Your assignment ▸
Leave out the pictures and repeat everything else in the records exactly.

○ ○ ○ ○ ○ ○ ○

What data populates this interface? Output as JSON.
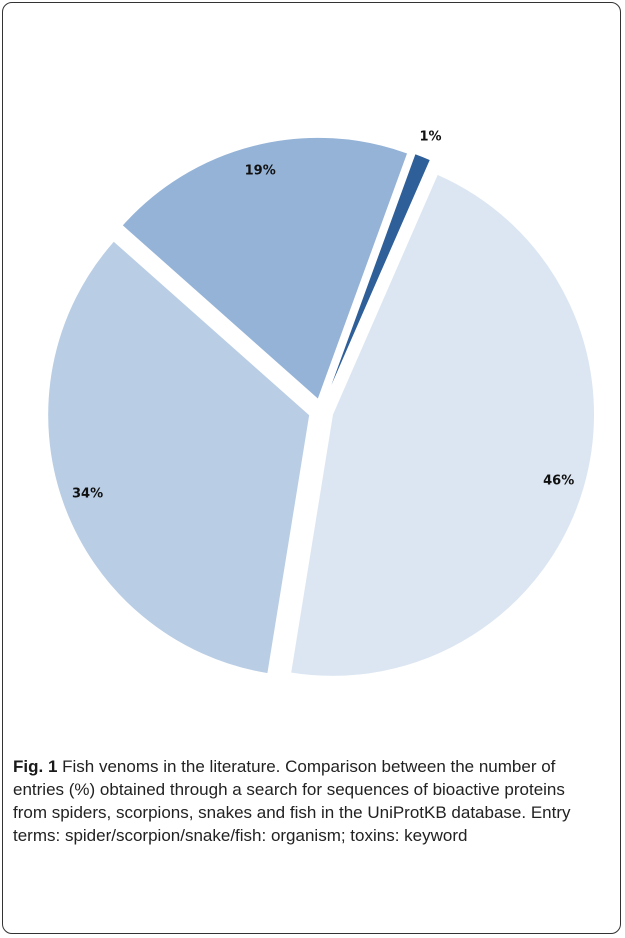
{
  "chart_data": {
    "type": "pie",
    "values": [
      1,
      46,
      34,
      19
    ],
    "value_labels": [
      "1%",
      "46%",
      "34%",
      "19%"
    ],
    "colors": [
      "#2f5f98",
      "#dce6f2",
      "#b9cde5",
      "#95b3d7"
    ]
  },
  "caption": {
    "label": "Fig. 1",
    "text": "Fish venoms in the literature. Comparison between the number of entries (%) obtained through a search for sequences of bioactive proteins from spiders, scorpions, snakes and fish in the UniProtKB database. Entry terms: spider/scorpion/snake/fish: organism; toxins: keyword"
  }
}
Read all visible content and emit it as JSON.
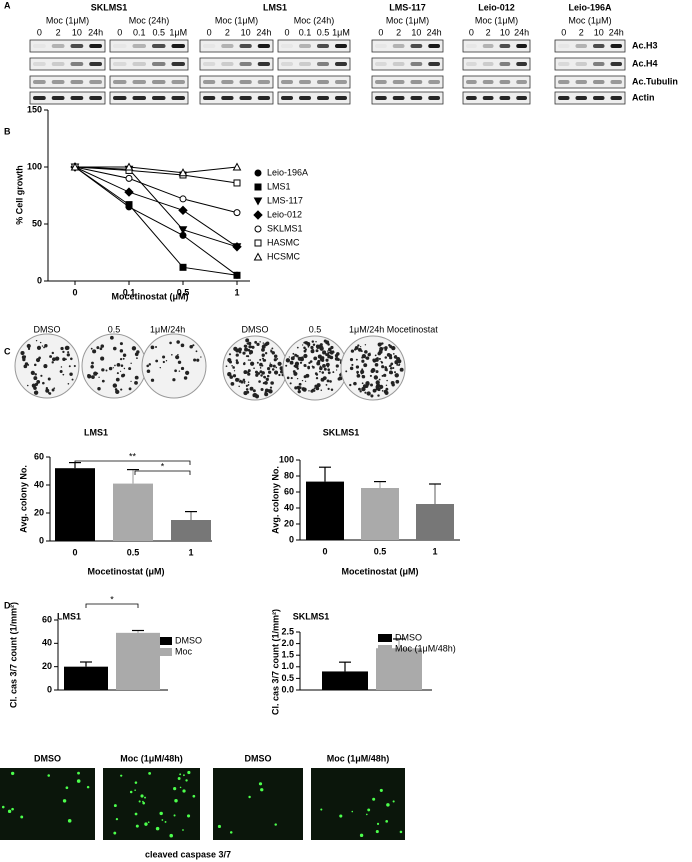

○ ○ ○ ○ ○ ○ ○

Reply to the task ▸
What data populates this interface? Output as JSON.
{
  "chart_data": {
    "type": "pie",
    "values": [
      1,
      46,
      34,
      19
    ],
    "value_labels": [
      "1%",
      "46%",
      "34%",
      "19%"
    ],
    "colors": [
      "#2f5f98",
      "#dce6f2",
      "#b9cde5",
      "#95b3d7"
    ]
  },
  "caption": {
    "label": "Fig. 1",
    "text": "Fish venoms in the literature. Comparison between the number of entries (%) obtained through a search for sequences of bioactive proteins from spiders, scorpions, snakes and fish in the UniProtKB database. Entry terms: spider/scorpion/snake/fish: organism; toxins: keyword"
  }
}
Read all visible content and emit it as JSON.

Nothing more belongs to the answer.